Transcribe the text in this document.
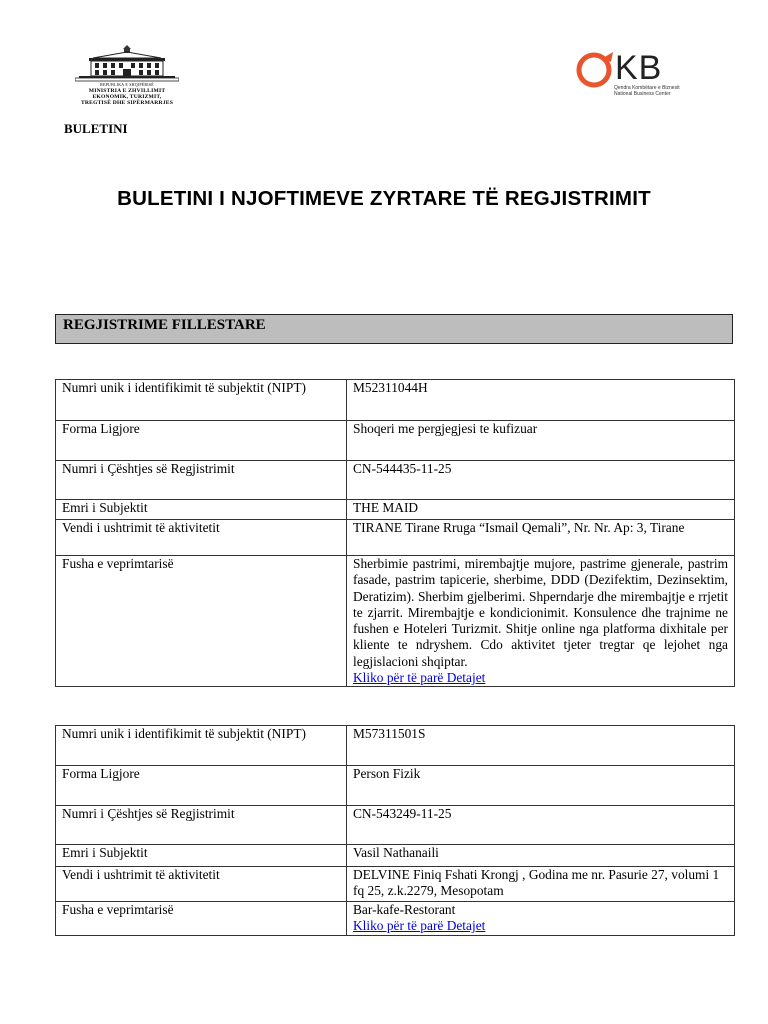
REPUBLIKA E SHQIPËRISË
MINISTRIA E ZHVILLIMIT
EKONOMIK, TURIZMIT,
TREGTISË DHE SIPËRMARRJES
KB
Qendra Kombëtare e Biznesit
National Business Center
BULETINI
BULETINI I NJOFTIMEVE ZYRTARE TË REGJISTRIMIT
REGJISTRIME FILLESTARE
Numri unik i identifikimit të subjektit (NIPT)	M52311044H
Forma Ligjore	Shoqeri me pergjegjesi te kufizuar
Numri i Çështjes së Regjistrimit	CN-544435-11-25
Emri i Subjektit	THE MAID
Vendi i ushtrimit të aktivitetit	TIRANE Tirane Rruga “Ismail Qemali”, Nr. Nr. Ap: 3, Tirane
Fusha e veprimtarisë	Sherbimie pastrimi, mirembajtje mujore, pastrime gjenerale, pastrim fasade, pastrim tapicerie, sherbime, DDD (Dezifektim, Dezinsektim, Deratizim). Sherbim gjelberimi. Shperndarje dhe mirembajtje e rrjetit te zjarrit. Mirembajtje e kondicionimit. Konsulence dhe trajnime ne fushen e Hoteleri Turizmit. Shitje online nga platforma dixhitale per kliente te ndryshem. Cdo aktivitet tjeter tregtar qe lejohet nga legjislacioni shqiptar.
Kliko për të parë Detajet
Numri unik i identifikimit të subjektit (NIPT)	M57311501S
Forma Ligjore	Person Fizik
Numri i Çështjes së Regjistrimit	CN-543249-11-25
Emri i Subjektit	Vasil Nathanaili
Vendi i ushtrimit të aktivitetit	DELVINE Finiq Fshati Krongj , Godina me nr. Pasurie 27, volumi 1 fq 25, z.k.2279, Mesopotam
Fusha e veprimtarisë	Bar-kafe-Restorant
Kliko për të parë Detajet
================
Work required: Search the records above for "Emri". Copy each line where it is found.

Output for this exercise:
Emri i Subjektit	THE MAID
Emri i Subjektit	Vasil Nathanaili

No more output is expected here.